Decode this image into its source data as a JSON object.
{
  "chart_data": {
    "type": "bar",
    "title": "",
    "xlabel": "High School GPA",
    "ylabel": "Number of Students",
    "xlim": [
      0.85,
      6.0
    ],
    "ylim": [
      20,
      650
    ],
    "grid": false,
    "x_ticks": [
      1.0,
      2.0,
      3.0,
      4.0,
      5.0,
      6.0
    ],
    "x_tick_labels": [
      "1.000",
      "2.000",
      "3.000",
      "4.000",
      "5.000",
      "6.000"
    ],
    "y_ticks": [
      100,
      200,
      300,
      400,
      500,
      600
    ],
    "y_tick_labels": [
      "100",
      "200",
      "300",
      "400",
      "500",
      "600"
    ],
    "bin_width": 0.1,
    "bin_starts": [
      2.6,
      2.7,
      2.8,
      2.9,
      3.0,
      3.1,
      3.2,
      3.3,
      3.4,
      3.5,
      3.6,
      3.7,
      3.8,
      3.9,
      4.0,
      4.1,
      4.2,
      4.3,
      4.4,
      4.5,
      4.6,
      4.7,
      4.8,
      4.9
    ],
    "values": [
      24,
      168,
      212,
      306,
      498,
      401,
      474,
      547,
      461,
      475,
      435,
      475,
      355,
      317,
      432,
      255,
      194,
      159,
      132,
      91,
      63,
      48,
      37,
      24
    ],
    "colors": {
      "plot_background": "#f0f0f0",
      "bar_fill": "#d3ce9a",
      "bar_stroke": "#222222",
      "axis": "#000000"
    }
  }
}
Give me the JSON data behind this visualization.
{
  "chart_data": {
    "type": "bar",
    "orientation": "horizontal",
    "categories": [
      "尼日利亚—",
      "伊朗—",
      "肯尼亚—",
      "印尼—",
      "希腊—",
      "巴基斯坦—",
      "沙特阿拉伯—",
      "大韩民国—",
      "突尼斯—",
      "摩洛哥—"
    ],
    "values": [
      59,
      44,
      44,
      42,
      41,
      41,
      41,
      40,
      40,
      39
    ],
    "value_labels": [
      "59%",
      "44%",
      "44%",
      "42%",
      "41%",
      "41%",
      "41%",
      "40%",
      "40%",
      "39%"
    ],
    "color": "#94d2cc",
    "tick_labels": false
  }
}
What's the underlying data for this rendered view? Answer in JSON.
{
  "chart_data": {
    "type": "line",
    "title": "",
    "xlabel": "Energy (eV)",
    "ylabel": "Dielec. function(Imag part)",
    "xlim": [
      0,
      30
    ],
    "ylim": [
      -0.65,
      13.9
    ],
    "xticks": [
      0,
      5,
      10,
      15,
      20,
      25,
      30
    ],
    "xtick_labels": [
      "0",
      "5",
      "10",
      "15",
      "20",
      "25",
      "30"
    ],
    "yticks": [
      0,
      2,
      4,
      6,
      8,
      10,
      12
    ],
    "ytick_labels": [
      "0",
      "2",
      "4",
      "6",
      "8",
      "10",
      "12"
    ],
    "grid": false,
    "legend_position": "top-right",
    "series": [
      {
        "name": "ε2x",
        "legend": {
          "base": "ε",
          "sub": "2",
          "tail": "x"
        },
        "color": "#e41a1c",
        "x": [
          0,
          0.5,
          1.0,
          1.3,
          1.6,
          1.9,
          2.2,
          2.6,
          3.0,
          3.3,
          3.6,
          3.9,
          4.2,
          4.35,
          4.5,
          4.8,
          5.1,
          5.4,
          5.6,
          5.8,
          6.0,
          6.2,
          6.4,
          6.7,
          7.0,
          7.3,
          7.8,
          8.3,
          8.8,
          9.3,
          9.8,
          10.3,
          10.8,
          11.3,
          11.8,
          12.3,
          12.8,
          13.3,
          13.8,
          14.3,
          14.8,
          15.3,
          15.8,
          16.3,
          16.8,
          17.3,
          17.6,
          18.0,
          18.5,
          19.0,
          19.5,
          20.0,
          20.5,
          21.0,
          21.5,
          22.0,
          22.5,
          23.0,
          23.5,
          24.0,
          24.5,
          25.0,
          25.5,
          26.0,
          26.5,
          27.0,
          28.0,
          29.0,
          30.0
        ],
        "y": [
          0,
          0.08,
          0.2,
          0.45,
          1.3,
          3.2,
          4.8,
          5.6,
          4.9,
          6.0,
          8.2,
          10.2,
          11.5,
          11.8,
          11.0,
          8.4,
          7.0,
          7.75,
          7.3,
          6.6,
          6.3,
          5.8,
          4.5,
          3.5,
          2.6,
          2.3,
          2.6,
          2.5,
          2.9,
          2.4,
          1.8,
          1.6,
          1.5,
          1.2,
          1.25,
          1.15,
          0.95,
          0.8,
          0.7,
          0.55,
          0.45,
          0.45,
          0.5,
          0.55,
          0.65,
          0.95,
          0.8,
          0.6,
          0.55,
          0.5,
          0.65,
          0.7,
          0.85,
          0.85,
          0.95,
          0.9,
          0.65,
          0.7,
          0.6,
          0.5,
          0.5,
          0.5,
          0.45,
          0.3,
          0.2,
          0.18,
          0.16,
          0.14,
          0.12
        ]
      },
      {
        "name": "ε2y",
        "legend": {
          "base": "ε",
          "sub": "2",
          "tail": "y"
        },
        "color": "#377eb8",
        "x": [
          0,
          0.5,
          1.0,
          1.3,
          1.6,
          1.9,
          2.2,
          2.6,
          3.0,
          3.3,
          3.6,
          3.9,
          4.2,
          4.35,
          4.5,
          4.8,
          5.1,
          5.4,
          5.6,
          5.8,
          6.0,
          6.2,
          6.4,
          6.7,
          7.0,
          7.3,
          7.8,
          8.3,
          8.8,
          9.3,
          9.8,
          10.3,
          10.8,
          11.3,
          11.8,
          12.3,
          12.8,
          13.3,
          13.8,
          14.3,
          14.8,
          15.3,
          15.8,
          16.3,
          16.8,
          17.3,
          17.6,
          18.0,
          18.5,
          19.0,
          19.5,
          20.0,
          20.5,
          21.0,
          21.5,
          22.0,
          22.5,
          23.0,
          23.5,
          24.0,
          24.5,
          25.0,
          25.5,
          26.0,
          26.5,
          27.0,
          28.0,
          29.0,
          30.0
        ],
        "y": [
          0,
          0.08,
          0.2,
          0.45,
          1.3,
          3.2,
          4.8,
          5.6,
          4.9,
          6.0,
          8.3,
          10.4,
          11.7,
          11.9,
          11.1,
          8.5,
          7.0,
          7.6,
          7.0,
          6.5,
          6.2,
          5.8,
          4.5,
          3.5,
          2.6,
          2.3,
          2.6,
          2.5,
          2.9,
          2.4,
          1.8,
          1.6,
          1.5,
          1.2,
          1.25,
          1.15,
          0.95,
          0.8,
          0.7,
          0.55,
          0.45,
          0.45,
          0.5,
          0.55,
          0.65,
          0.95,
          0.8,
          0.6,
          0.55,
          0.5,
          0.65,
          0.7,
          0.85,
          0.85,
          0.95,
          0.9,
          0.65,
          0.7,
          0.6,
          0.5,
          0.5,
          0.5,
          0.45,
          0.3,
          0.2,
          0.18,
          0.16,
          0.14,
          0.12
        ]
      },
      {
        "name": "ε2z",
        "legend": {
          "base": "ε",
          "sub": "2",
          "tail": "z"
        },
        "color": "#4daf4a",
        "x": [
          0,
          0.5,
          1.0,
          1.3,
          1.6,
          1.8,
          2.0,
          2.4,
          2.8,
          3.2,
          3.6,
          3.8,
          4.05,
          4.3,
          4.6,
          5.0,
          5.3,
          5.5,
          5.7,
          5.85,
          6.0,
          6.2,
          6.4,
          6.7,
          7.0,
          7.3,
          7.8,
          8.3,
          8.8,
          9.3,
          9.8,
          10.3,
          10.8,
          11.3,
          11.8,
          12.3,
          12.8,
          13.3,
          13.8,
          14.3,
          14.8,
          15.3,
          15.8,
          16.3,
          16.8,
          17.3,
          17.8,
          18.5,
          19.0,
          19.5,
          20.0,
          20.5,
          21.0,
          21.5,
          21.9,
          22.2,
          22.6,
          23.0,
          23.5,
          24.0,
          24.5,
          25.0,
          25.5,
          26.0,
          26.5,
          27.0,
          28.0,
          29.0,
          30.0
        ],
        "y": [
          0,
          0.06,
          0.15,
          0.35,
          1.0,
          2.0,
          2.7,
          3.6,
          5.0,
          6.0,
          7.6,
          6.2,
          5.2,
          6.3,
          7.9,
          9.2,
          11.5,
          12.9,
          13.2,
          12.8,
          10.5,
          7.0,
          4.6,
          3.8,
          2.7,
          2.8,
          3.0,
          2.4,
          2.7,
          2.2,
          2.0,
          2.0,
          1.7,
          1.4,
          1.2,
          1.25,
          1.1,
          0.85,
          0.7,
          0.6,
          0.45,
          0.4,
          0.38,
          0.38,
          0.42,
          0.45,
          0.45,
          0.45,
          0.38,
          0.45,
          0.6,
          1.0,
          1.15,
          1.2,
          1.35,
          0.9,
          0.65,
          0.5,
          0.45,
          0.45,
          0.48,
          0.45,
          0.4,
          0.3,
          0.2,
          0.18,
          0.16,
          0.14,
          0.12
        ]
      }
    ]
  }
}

────────────────────────────────────────

== Exercise brief ==
Check each line of the records for the word "xlabel" and extract those that contain it.

== Response ==
    "xlabel": "High School GPA",
    "xlabel": "Energy (eV)",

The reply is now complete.